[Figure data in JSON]
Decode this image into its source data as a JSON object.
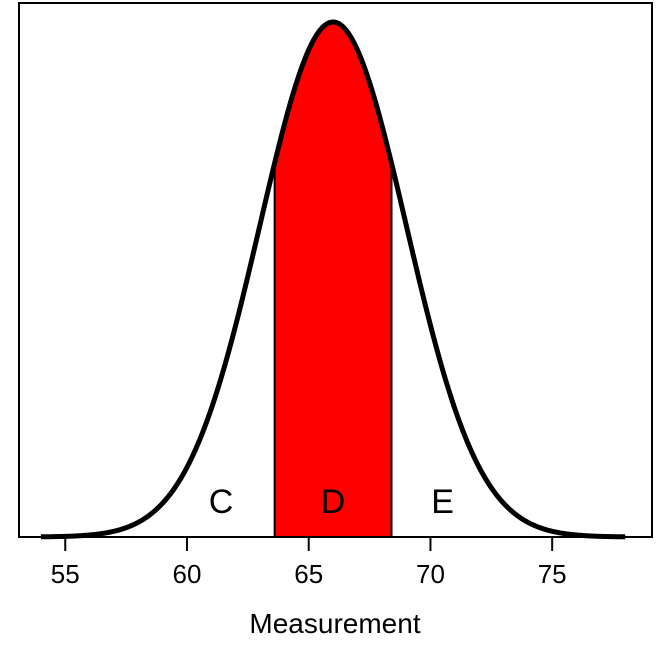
{
  "chart_data": {
    "type": "area",
    "title": "",
    "xlabel": "Measurement",
    "ylabel": "",
    "xlim": [
      53.1,
      79.1
    ],
    "x_ticks": [
      55,
      60,
      65,
      70,
      75
    ],
    "x_tick_labels": [
      "55",
      "60",
      "65",
      "70",
      "75"
    ],
    "y_ticks_shown": false,
    "grid": false,
    "legend": "none",
    "distribution": {
      "family": "normal",
      "mean": 66,
      "sd": 3
    },
    "curve_x_range": [
      54,
      78
    ],
    "shaded_region": {
      "from": 63.6,
      "to": 68.4,
      "color": "#ff0000"
    },
    "regions": [
      {
        "label": "C",
        "x": 61.4
      },
      {
        "label": "D",
        "x": 66.0
      },
      {
        "label": "E",
        "x": 70.5
      }
    ],
    "curve_color": "#000000"
  }
}
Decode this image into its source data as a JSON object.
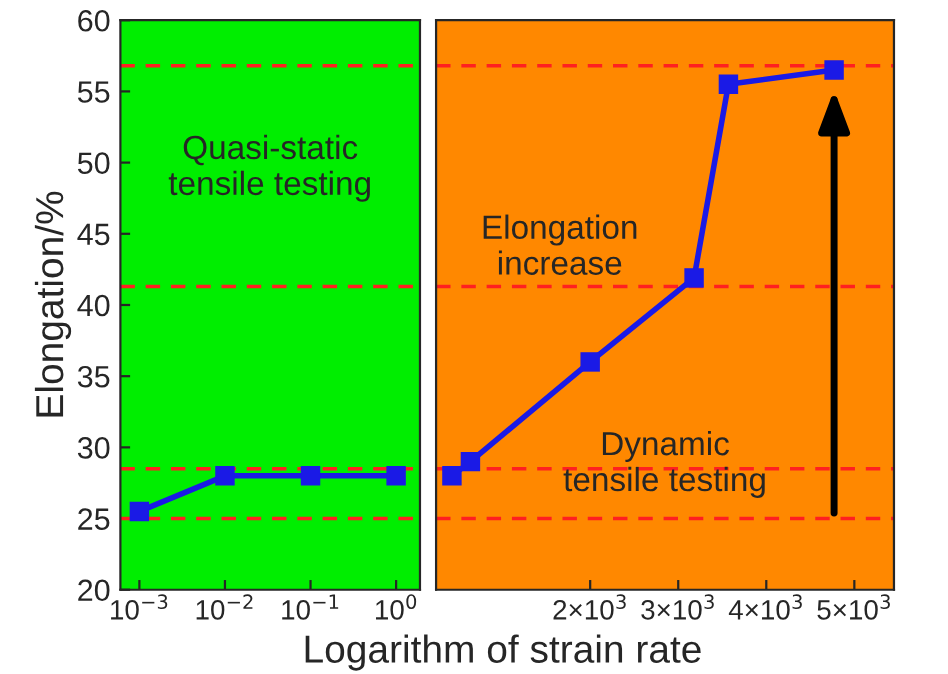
{
  "chart_data": [
    {
      "type": "line",
      "ylabel": "Elongation/%",
      "xlabel": "Logarithm of strain rate",
      "log": "x",
      "x": [
        0.001,
        0.01,
        0.1,
        1
      ],
      "series": [
        {
          "color": "#1a1ae6",
          "values": [
            25.5,
            28,
            28,
            28
          ]
        }
      ],
      "xlim": [
        0.0006,
        1.9
      ],
      "xticks": [
        {
          "value": 0.001,
          "label": "10$^{−3}$"
        },
        {
          "value": 0.01,
          "label": "10$^{−2}$"
        },
        {
          "value": 0.1,
          "label": "10$^{−1}$"
        },
        {
          "value": 1,
          "label": "10$^{0}$"
        }
      ],
      "ylim": [
        20,
        60
      ],
      "yticks": [
        20,
        25,
        30,
        35,
        40,
        45,
        50,
        55,
        60
      ],
      "marker": "square",
      "line_style": "solid",
      "grid": false,
      "legend": false,
      "bands": [
        {
          "axis": "x",
          "from": 0.0006,
          "to": 1.9,
          "color": "#00ee00"
        }
      ],
      "ref_lines": [
        {
          "axis": "y",
          "value": 25,
          "color": "#ff2020",
          "line_style": "dashed"
        },
        {
          "axis": "y",
          "value": 28.5,
          "color": "#ff2020",
          "line_style": "dashed"
        },
        {
          "axis": "y",
          "value": 41.3,
          "color": "#ff2020",
          "line_style": "dashed"
        },
        {
          "axis": "y",
          "value": 56.8,
          "color": "#ff2020",
          "line_style": "dashed"
        }
      ],
      "annotations": [
        "Quasi-static\ntensile testing"
      ]
    },
    {
      "type": "line",
      "x": [
        430,
        640,
        2000,
        3180,
        3570,
        4770
      ],
      "series": [
        {
          "color": "#1a1ae6",
          "values": [
            28,
            29,
            36,
            41.9,
            55.5,
            56.5
          ]
        }
      ],
      "xlim": [
        250,
        5450
      ],
      "xticks": [
        {
          "value": 2000,
          "label": "2×10$^{3}$"
        },
        {
          "value": 3000,
          "label": "3×10$^{3}$"
        },
        {
          "value": 4000,
          "label": "4×10$^{3}$"
        },
        {
          "value": 5000,
          "label": "5×10$^{3}$"
        }
      ],
      "ylim": [
        20,
        60
      ],
      "tick_labels": "x",
      "marker": "square",
      "line_style": "solid",
      "grid": false,
      "legend": false,
      "bands": [
        {
          "axis": "x",
          "from": 250,
          "to": 5450,
          "color": "#ff8800"
        }
      ],
      "ref_lines": [
        {
          "axis": "y",
          "value": 25,
          "color": "#ff2020",
          "line_style": "dashed"
        },
        {
          "axis": "y",
          "value": 28.5,
          "color": "#ff2020",
          "line_style": "dashed"
        },
        {
          "axis": "y",
          "value": 41.3,
          "color": "#ff2020",
          "line_style": "dashed"
        },
        {
          "axis": "y",
          "value": 56.8,
          "color": "#ff2020",
          "line_style": "dashed"
        }
      ],
      "annotations": [
        "Elongation\nincrease",
        "Dynamic\ntensile testing"
      ]
    }
  ]
}
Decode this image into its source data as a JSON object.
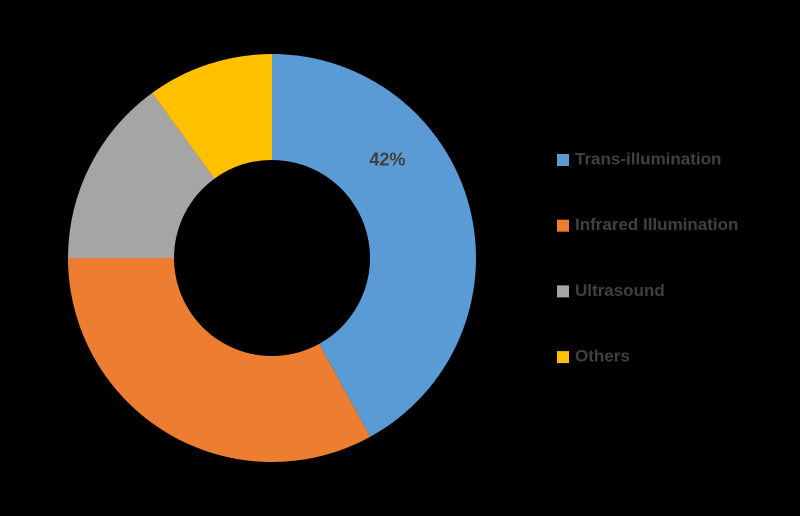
{
  "chart_data": {
    "type": "donut",
    "categories": [
      "Trans-illumination",
      "Infrared Illumination",
      "Ultrasound",
      "Others"
    ],
    "values": [
      42,
      33,
      15,
      10
    ],
    "value_labels": [
      "42%",
      null,
      null,
      null
    ],
    "colors": [
      "#5b9bd5",
      "#ed7d31",
      "#a5a5a5",
      "#ffc000"
    ],
    "legend": "right"
  }
}
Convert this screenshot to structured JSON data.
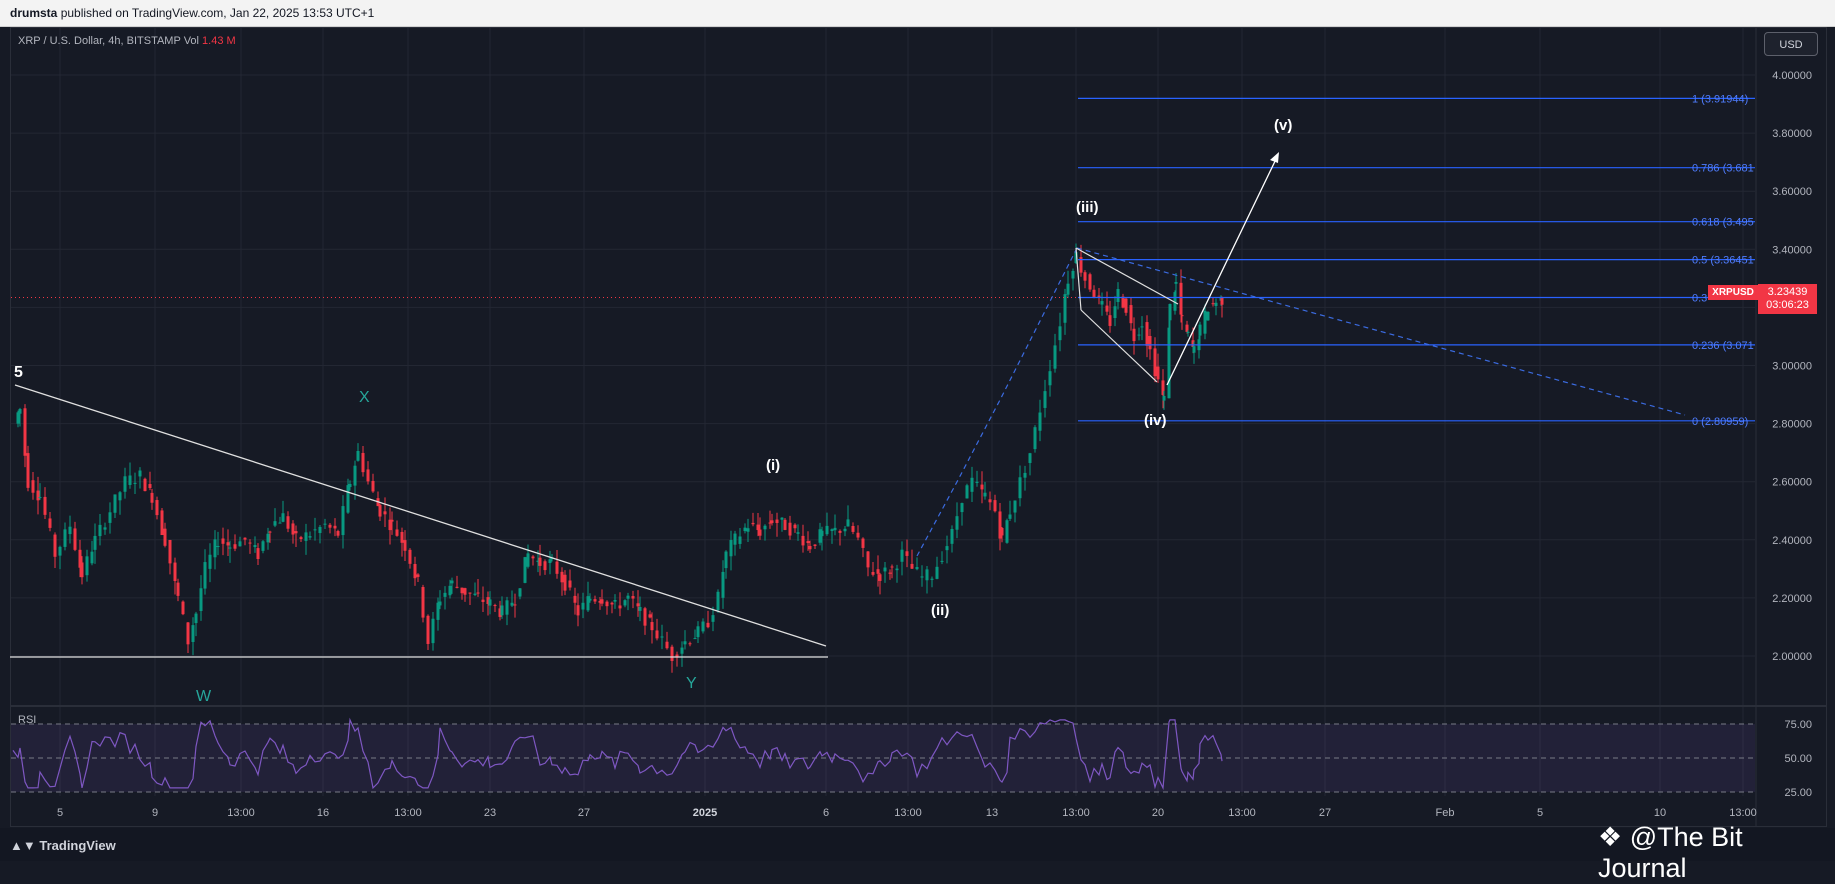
{
  "header": {
    "publisher": "drumsta",
    "published_text": "published on TradingView.com, Jan 22, 2025 13:53 UTC+1"
  },
  "symbol": {
    "name": "XRP / U.S. Dollar, 4h, BITSTAMP",
    "vol_label": "Vol",
    "vol_value": "1.43 M"
  },
  "currency_button": "USD",
  "last_price": {
    "symbol": "XRPUSD",
    "value": "3.23439",
    "countdown": "03:06:23"
  },
  "price_axis_labels": [
    "4.00000",
    "3.80000",
    "3.60000",
    "3.40000",
    "3.20000",
    "3.00000",
    "2.80000",
    "2.60000",
    "2.40000",
    "2.20000",
    "2.00000"
  ],
  "time_axis_labels": [
    "5",
    "9",
    "13:00",
    "16",
    "13:00",
    "23",
    "27",
    "2025",
    "6",
    "13:00",
    "13",
    "13:00",
    "20",
    "13:00",
    "27",
    "Feb",
    "5",
    "10",
    "13:00"
  ],
  "rsi": {
    "label": "RSI",
    "axis_labels": [
      "75.00",
      "50.00",
      "25.00"
    ]
  },
  "fib_levels": [
    {
      "label": "1 (3.91944)",
      "value": 3.91944
    },
    {
      "label": "0.786 (3.681",
      "value": 3.681
    },
    {
      "label": "0.618 (3.495",
      "value": 3.495
    },
    {
      "label": "0.5 (3.36451",
      "value": 3.36451
    },
    {
      "label": "0.3",
      "value": 3.234
    },
    {
      "label": "0.236 (3.071",
      "value": 3.071
    },
    {
      "label": "0 (2.80959)",
      "value": 2.80959
    }
  ],
  "wave_labels": {
    "five": "5",
    "x": "X",
    "w": "W",
    "y": "Y",
    "i": "(i)",
    "ii": "(ii)",
    "iii": "(iii)",
    "iv": "(iv)",
    "v": "(v)"
  },
  "footer": {
    "logo": "TradingView",
    "watermark": "@The Bit Journal"
  },
  "colors": {
    "background": "#161a25",
    "up": "#089981",
    "down": "#f23645",
    "fib": "#2962ff",
    "rsi": "#7e57c2"
  },
  "icons": [
    "tradingview-logo-icon",
    "the-bit-journal-logo-icon"
  ]
}
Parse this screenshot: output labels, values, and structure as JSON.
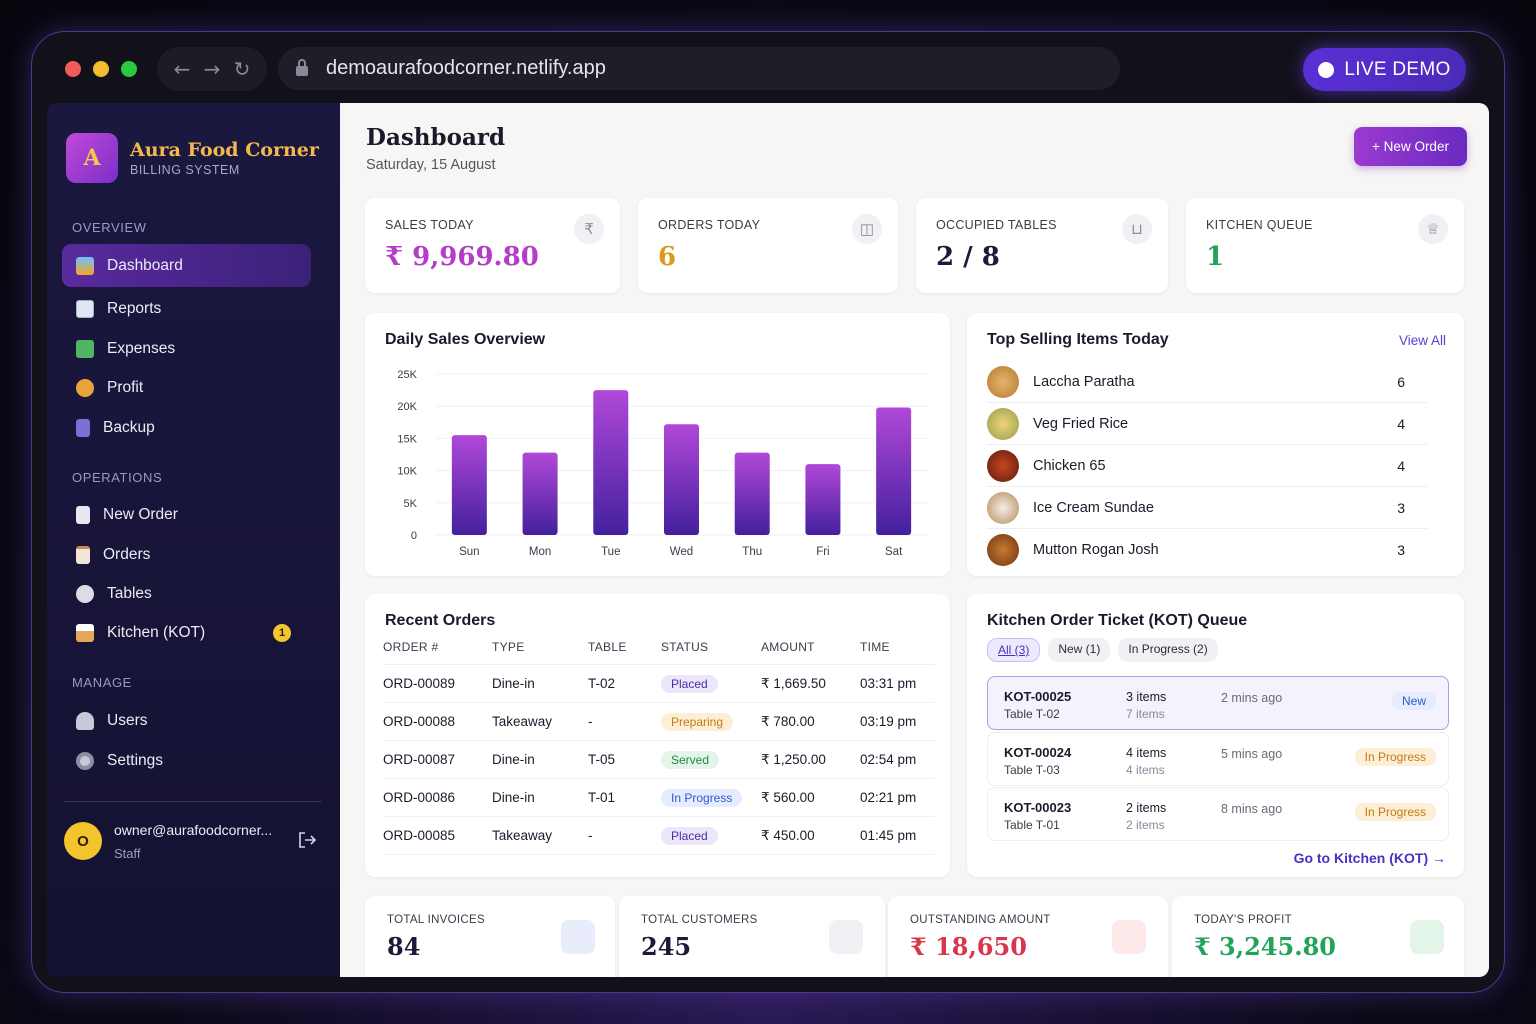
{
  "browser": {
    "url": "demoaurafoodcorner.netlify.app",
    "live_label": "LIVE DEMO"
  },
  "brand": {
    "initial": "A",
    "name": "Aura Food Corner",
    "subtitle": "BILLING SYSTEM"
  },
  "sidebar": {
    "overview_label": "OVERVIEW",
    "overview": [
      {
        "label": "Dashboard",
        "icon": "chart-icon"
      },
      {
        "label": "Reports",
        "icon": "trend-icon"
      },
      {
        "label": "Expenses",
        "icon": "money-icon"
      },
      {
        "label": "Profit",
        "icon": "money-bag-icon"
      },
      {
        "label": "Backup",
        "icon": "storage-icon"
      }
    ],
    "operations_label": "OPERATIONS",
    "operations": [
      {
        "label": "New Order",
        "icon": "receipt-icon"
      },
      {
        "label": "Orders",
        "icon": "clipboard-icon"
      },
      {
        "label": "Tables",
        "icon": "plate-icon"
      },
      {
        "label": "Kitchen (KOT)",
        "icon": "chef-icon",
        "badge": "1"
      }
    ],
    "manage_label": "MANAGE",
    "manage": [
      {
        "label": "Users",
        "icon": "users-icon"
      },
      {
        "label": "Settings",
        "icon": "gear-icon"
      }
    ],
    "user": {
      "initial": "O",
      "email": "owner@aurafoodcorner...",
      "role": "Staff"
    }
  },
  "header": {
    "title": "Dashboard",
    "date": "Saturday, 15 August",
    "new_order": "+ New Order"
  },
  "stats": [
    {
      "label": "SALES TODAY",
      "value": "₹ 9,969.80",
      "color": "#b43cc8",
      "icon": "rupee-icon"
    },
    {
      "label": "ORDERS TODAY",
      "value": "6",
      "color": "#d99a1e",
      "icon": "bag-icon"
    },
    {
      "label": "OCCUPIED TABLES",
      "value": "2 / 8",
      "color": "#1c1a3a",
      "icon": "cart-icon"
    },
    {
      "label": "KITCHEN QUEUE",
      "value": "1",
      "color": "#22a35a",
      "icon": "chef-hat-icon"
    }
  ],
  "daily_sales": {
    "title": "Daily Sales Overview"
  },
  "chart_data": {
    "type": "bar",
    "categories": [
      "Sun",
      "Mon",
      "Tue",
      "Wed",
      "Thu",
      "Fri",
      "Sat"
    ],
    "values": [
      15500,
      12800,
      22500,
      17200,
      12800,
      11000,
      19800
    ],
    "yticks": [
      "0",
      "5K",
      "10K",
      "15K",
      "20K",
      "25K"
    ],
    "ylim": [
      0,
      25000
    ],
    "grid": true,
    "title": "Daily Sales Overview"
  },
  "top_selling": {
    "title": "Top Selling Items Today",
    "view_all": "View All",
    "items": [
      {
        "name": "Laccha Paratha",
        "count": "6"
      },
      {
        "name": "Veg Fried Rice",
        "count": "4"
      },
      {
        "name": "Chicken 65",
        "count": "4"
      },
      {
        "name": "Ice Cream Sundae",
        "count": "3"
      },
      {
        "name": "Mutton Rogan Josh",
        "count": "3"
      }
    ]
  },
  "recent_orders": {
    "title": "Recent Orders",
    "columns": [
      "ORDER #",
      "TYPE",
      "TABLE",
      "STATUS",
      "AMOUNT",
      "TIME"
    ],
    "rows": [
      {
        "id": "ORD-00089",
        "type": "Dine-in",
        "table": "T-02",
        "status": "Placed",
        "amount": "₹ 1,669.50",
        "time": "03:31 pm"
      },
      {
        "id": "ORD-00088",
        "type": "Takeaway",
        "table": "-",
        "status": "Preparing",
        "amount": "₹ 780.00",
        "time": "03:19 pm"
      },
      {
        "id": "ORD-00087",
        "type": "Dine-in",
        "table": "T-05",
        "status": "Served",
        "amount": "₹ 1,250.00",
        "time": "02:54 pm"
      },
      {
        "id": "ORD-00086",
        "type": "Dine-in",
        "table": "T-01",
        "status": "In Progress",
        "amount": "₹ 560.00",
        "time": "02:21 pm"
      },
      {
        "id": "ORD-00085",
        "type": "Takeaway",
        "table": "-",
        "status": "Placed",
        "amount": "₹ 450.00",
        "time": "01:45 pm"
      }
    ]
  },
  "kot": {
    "title": "Kitchen Order Ticket (KOT) Queue",
    "tabs": [
      "All (3)",
      "New (1)",
      "In Progress (2)"
    ],
    "tickets": [
      {
        "id": "KOT-00025",
        "table": "Table T-02",
        "items": "3 items",
        "items_sub": "7 items",
        "time": "2 mins ago",
        "status": "New"
      },
      {
        "id": "KOT-00024",
        "table": "Table T-03",
        "items": "4 items",
        "items_sub": "4 items",
        "time": "5 mins ago",
        "status": "In Progress"
      },
      {
        "id": "KOT-00023",
        "table": "Table T-01",
        "items": "2 items",
        "items_sub": "2 items",
        "time": "8 mins ago",
        "status": "In Progress"
      }
    ],
    "go_link": "Go to Kitchen (KOT) →"
  },
  "bottom_stats": [
    {
      "label": "TOTAL INVOICES",
      "value": "84",
      "color": "#1c1a3a",
      "icon": "invoice-icon"
    },
    {
      "label": "TOTAL CUSTOMERS",
      "value": "245",
      "color": "#1c1a3a",
      "icon": "customers-icon"
    },
    {
      "label": "OUTSTANDING AMOUNT",
      "value": "₹ 18,650",
      "color": "#d8364a",
      "icon": "wallet-icon"
    },
    {
      "label": "TODAY'S PROFIT",
      "value": "₹ 3,245.80",
      "color": "#22a35a",
      "icon": "growth-icon"
    }
  ]
}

(GIVEN REQUEST): Give nothing but the number of lines containing the string "ntensile".

(OUTPUT OF THE TASK): 2